→ **Exercise objective**:
Print all of the data exactly.

→ **Source data**:
-- start --

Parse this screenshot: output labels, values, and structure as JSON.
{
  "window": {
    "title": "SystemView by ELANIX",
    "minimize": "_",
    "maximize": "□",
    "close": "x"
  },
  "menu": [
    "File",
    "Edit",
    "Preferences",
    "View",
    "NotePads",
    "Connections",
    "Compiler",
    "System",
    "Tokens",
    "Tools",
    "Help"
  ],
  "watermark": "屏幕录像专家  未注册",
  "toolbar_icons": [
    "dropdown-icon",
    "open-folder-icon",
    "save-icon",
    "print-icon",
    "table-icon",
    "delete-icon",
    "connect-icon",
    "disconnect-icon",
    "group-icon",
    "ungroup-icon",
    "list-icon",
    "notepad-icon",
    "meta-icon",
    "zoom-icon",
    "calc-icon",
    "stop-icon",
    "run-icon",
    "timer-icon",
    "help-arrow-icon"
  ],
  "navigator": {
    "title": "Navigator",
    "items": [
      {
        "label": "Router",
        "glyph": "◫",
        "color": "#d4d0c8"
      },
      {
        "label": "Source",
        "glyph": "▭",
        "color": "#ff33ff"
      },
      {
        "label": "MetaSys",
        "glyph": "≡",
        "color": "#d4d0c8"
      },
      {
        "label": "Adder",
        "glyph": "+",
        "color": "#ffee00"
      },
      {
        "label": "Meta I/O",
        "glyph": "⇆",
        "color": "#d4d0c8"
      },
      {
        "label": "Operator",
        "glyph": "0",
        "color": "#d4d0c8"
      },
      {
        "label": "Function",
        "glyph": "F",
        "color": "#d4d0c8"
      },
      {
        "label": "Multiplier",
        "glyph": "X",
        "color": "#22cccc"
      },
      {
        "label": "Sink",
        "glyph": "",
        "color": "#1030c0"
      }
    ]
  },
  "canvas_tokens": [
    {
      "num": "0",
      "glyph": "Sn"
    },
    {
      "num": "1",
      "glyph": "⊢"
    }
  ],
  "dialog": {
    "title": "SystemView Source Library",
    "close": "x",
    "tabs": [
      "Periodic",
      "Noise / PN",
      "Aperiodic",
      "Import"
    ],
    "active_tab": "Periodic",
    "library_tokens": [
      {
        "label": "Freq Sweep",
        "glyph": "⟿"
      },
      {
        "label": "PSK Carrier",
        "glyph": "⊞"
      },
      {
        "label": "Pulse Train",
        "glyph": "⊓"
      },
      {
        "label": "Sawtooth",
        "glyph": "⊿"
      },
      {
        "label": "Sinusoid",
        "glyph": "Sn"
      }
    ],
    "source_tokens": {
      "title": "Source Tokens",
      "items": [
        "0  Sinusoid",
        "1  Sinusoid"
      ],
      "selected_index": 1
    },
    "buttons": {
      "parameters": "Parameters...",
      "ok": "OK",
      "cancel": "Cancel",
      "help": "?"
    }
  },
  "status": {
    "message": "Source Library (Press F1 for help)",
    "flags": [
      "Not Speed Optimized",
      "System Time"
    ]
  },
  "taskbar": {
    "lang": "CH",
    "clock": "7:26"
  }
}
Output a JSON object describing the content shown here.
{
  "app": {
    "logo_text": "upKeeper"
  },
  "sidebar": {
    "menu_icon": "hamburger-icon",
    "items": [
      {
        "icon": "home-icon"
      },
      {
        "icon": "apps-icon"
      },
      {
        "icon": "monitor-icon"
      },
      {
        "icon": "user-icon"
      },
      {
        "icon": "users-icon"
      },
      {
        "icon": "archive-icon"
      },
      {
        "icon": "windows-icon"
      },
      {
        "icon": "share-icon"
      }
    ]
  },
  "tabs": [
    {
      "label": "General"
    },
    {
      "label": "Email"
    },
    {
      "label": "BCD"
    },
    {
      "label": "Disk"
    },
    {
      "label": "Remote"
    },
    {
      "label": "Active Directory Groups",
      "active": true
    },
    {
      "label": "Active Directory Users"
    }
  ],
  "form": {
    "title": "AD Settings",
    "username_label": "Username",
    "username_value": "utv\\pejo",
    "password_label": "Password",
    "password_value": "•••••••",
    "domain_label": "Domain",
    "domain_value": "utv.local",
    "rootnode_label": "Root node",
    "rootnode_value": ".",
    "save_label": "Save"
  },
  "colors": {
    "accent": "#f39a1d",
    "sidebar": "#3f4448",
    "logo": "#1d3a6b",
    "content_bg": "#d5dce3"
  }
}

-- end --

→ **Exercise answer**:
Parse this screenshot: output labels, values, and structure as JSON.
{
  "window": {
    "title": "SystemView by ELANIX",
    "minimize": "_",
    "maximize": "□",
    "close": "x"
  },
  "menu": [
    "File",
    "Edit",
    "Preferences",
    "View",
    "NotePads",
    "Connections",
    "Compiler",
    "System",
    "Tokens",
    "Tools",
    "Help"
  ],
  "watermark": "屏幕录像专家  未注册",
  "toolbar_icons": [
    "dropdown-icon",
    "open-folder-icon",
    "save-icon",
    "print-icon",
    "table-icon",
    "delete-icon",
    "connect-icon",
    "disconnect-icon",
    "group-icon",
    "ungroup-icon",
    "list-icon",
    "notepad-icon",
    "meta-icon",
    "zoom-icon",
    "calc-icon",
    "stop-icon",
    "run-icon",
    "timer-icon",
    "help-arrow-icon"
  ],
  "navigator": {
    "title": "Navigator",
    "items": [
      {
        "label": "Router",
        "glyph": "◫",
        "color": "#d4d0c8"
      },
      {
        "label": "Source",
        "glyph": "▭",
        "color": "#ff33ff"
      },
      {
        "label": "MetaSys",
        "glyph": "≡",
        "color": "#d4d0c8"
      },
      {
        "label": "Adder",
        "glyph": "+",
        "color": "#ffee00"
      },
      {
        "label": "Meta I/O",
        "glyph": "⇆",
        "color": "#d4d0c8"
      },
      {
        "label": "Operator",
        "glyph": "0",
        "color": "#d4d0c8"
      },
      {
        "label": "Function",
        "glyph": "F",
        "color": "#d4d0c8"
      },
      {
        "label": "Multiplier",
        "glyph": "X",
        "color": "#22cccc"
      },
      {
        "label": "Sink",
        "glyph": "",
        "color": "#1030c0"
      }
    ]
  },
  "canvas_tokens": [
    {
      "num": "0",
      "glyph": "Sn"
    },
    {
      "num": "1",
      "glyph": "⊢"
    }
  ],
  "dialog": {
    "title": "SystemView Source Library",
    "close": "x",
    "tabs": [
      "Periodic",
      "Noise / PN",
      "Aperiodic",
      "Import"
    ],
    "active_tab": "Periodic",
    "library_tokens": [
      {
        "label": "Freq Sweep",
        "glyph": "⟿"
      },
      {
        "label": "PSK Carrier",
        "glyph": "⊞"
      },
      {
        "label": "Pulse Train",
        "glyph": "⊓"
      },
      {
        "label": "Sawtooth",
        "glyph": "⊿"
      },
      {
        "label": "Sinusoid",
        "glyph": "Sn"
      }
    ],
    "source_tokens": {
      "title": "Source Tokens",
      "items": [
        "0  Sinusoid",
        "1  Sinusoid"
      ],
      "selected_index": 1
    },
    "buttons": {
      "parameters": "Parameters...",
      "ok": "OK",
      "cancel": "Cancel",
      "help": "?"
    }
  },
  "status": {
    "message": "Source Library (Press F1 for help)",
    "flags": [
      "Not Speed Optimized",
      "System Time"
    ]
  },
  "taskbar": {
    "lang": "CH",
    "clock": "7:26"
  }
}
Output a JSON object describing the content shown here.
{
  "app": {
    "logo_text": "upKeeper"
  },
  "sidebar": {
    "menu_icon": "hamburger-icon",
    "items": [
      {
        "icon": "home-icon"
      },
      {
        "icon": "apps-icon"
      },
      {
        "icon": "monitor-icon"
      },
      {
        "icon": "user-icon"
      },
      {
        "icon": "users-icon"
      },
      {
        "icon": "archive-icon"
      },
      {
        "icon": "windows-icon"
      },
      {
        "icon": "share-icon"
      }
    ]
  },
  "tabs": [
    {
      "label": "General"
    },
    {
      "label": "Email"
    },
    {
      "label": "BCD"
    },
    {
      "label": "Disk"
    },
    {
      "label": "Remote"
    },
    {
      "label": "Active Directory Groups",
      "active": true
    },
    {
      "label": "Active Directory Users"
    }
  ],
  "form": {
    "title": "AD Settings",
    "username_label": "Username",
    "username_value": "utv\\pejo",
    "password_label": "Password",
    "password_value": "•••••••",
    "domain_label": "Domain",
    "domain_value": "utv.local",
    "rootnode_label": "Root node",
    "rootnode_value": ".",
    "save_label": "Save"
  },
  "colors": {
    "accent": "#f39a1d",
    "sidebar": "#3f4448",
    "logo": "#1d3a6b",
    "content_bg": "#d5dce3"
  }
}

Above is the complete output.